Mónica Ojeda y su novela “Nefando”: gritos de silencio
La escritora ecuatroriana fue incluida en la lista Bogotá 39-2017 promovida por el Hay Festival por su novela “Nefando” (Candaya, 2016). Está a punto de publicar su segunda novela, “Mandíbula”.
Isabel-Cristina Arenas
Barcelona.
“¿Qué se me oculta en el hueco de lo cotidiano, allí, frente a mis ojos?”, escribe uno de los jugadores de Nefando. La pregunta queda en el aire, y ahora en el plano de lo real, no sabe uno si quiere saberlo o no, pero es tarde porque las páginas se han devorado sin pausa. El silencio, el lenguaje, la carne y la infancia, esto es Nefando, la novela de Mónica Ojeda (Guayaquil, Ecuador, 1988). También es una habitación azul que es un libro que es un juego, una verdad, sexo y palabras que perturban y revuelcan por dentro. No se sale de allí sin heridas.
----
§ **SOLICITUD ESCRITA 1**: Edita el tramo del texto proporcionado que va desde "Mónica Ojeda y" hasta "allí sin heridas.", y cambia "Barcelona" por "Madrid".

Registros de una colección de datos
----
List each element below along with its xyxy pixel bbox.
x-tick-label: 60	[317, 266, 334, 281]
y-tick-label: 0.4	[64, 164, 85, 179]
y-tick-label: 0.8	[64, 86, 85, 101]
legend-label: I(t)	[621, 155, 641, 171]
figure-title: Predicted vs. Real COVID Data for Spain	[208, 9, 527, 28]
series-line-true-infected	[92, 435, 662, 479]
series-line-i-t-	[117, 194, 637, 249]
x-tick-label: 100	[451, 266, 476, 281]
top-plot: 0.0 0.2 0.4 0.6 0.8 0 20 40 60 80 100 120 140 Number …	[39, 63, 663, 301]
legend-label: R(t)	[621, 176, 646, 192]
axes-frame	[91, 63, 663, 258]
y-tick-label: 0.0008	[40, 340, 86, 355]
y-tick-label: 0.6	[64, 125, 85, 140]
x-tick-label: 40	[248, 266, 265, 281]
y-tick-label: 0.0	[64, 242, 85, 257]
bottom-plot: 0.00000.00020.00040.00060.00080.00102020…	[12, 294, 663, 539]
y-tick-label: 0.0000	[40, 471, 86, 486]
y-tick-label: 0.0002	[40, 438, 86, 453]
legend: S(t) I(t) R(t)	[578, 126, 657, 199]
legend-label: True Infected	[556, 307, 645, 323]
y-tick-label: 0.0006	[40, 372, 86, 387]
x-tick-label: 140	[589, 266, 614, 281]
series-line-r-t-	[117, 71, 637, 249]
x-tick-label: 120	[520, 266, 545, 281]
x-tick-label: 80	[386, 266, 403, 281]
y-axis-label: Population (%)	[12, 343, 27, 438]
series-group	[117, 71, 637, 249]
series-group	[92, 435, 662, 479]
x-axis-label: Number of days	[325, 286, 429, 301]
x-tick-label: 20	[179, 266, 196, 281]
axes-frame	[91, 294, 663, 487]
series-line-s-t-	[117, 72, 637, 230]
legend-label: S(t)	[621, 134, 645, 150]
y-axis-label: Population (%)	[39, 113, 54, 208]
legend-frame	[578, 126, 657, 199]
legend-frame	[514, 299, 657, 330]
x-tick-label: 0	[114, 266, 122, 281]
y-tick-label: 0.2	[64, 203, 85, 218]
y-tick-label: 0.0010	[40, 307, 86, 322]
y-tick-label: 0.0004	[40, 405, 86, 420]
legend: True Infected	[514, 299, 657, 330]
----
§ **SOLICITUD ESCRITA 2**: Devuelve sin ningún cambio el tramo de los registros que va desde su comienzo hasta la línea que contiene "72, 637, 230]", con ambos extremos incluidos.

§ **RESULTADO 1**:
Mónica Ojeda y su novela “Nefando”: gritos de silencio
La escritora ecuatroriana fue incluida en la lista Bogotá 39-2017 promovida por el Hay Festival por su novela “Nefando” (Candaya, 2016). Está a punto de publicar su segunda novela, “Mandíbula”.
Isabel-Cristina Arenas
Madrid.
“¿Qué se me oculta en el hueco de lo cotidiano, allí, frente a mis ojos?”, escribe uno de los jugadores de Nefando. La pregunta queda en el aire, y ahora en el plano de lo real, no sabe uno si quiere saberlo o no, pero es tarde porque las páginas se han devorado sin pausa. El silencio, el lenguaje, la carne y la infancia, esto es Nefando, la novela de Mónica Ojeda (Guayaquil, Ecuador, 1988). También es una habitación azul que es un libro que es un juego, una verdad, sexo y palabras que perturban y revuelcan por dentro. No se sale de allí sin heridas.

§ **RESULTADO 2**:
List each element below along with its xyxy pixel bbox.
x-tick-label: 60	[317, 266, 334, 281]
y-tick-label: 0.4	[64, 164, 85, 179]
y-tick-label: 0.8	[64, 86, 85, 101]
legend-label: I(t)	[621, 155, 641, 171]
figure-title: Predicted vs. Real COVID Data for Spain	[208, 9, 527, 28]
series-line-true-infected	[92, 435, 662, 479]
series-line-i-t-	[117, 194, 637, 249]
x-tick-label: 100	[451, 266, 476, 281]
top-plot: 0.0 0.2 0.4 0.6 0.8 0 20 40 60 80 100 120 140 Number …	[39, 63, 663, 301]
legend-label: R(t)	[621, 176, 646, 192]
axes-frame	[91, 63, 663, 258]
y-tick-label: 0.0008	[40, 340, 86, 355]
y-tick-label: 0.6	[64, 125, 85, 140]
x-tick-label: 40	[248, 266, 265, 281]
y-tick-label: 0.0	[64, 242, 85, 257]
bottom-plot: 0.00000.00020.00040.00060.00080.00102020…	[12, 294, 663, 539]
y-tick-label: 0.0000	[40, 471, 86, 486]
y-tick-label: 0.0002	[40, 438, 86, 453]
legend: S(t) I(t) R(t)	[578, 126, 657, 199]
legend-label: True Infected	[556, 307, 645, 323]
y-tick-label: 0.0006	[40, 372, 86, 387]
x-tick-label: 140	[589, 266, 614, 281]
series-line-r-t-	[117, 71, 637, 249]
x-tick-label: 120	[520, 266, 545, 281]
x-tick-label: 80	[386, 266, 403, 281]
y-axis-label: Population (%)	[12, 343, 27, 438]
series-group	[117, 71, 637, 249]
series-group	[92, 435, 662, 479]
x-axis-label: Number of days	[325, 286, 429, 301]
x-tick-label: 20	[179, 266, 196, 281]
axes-frame	[91, 294, 663, 487]
series-line-s-t-	[117, 72, 637, 230]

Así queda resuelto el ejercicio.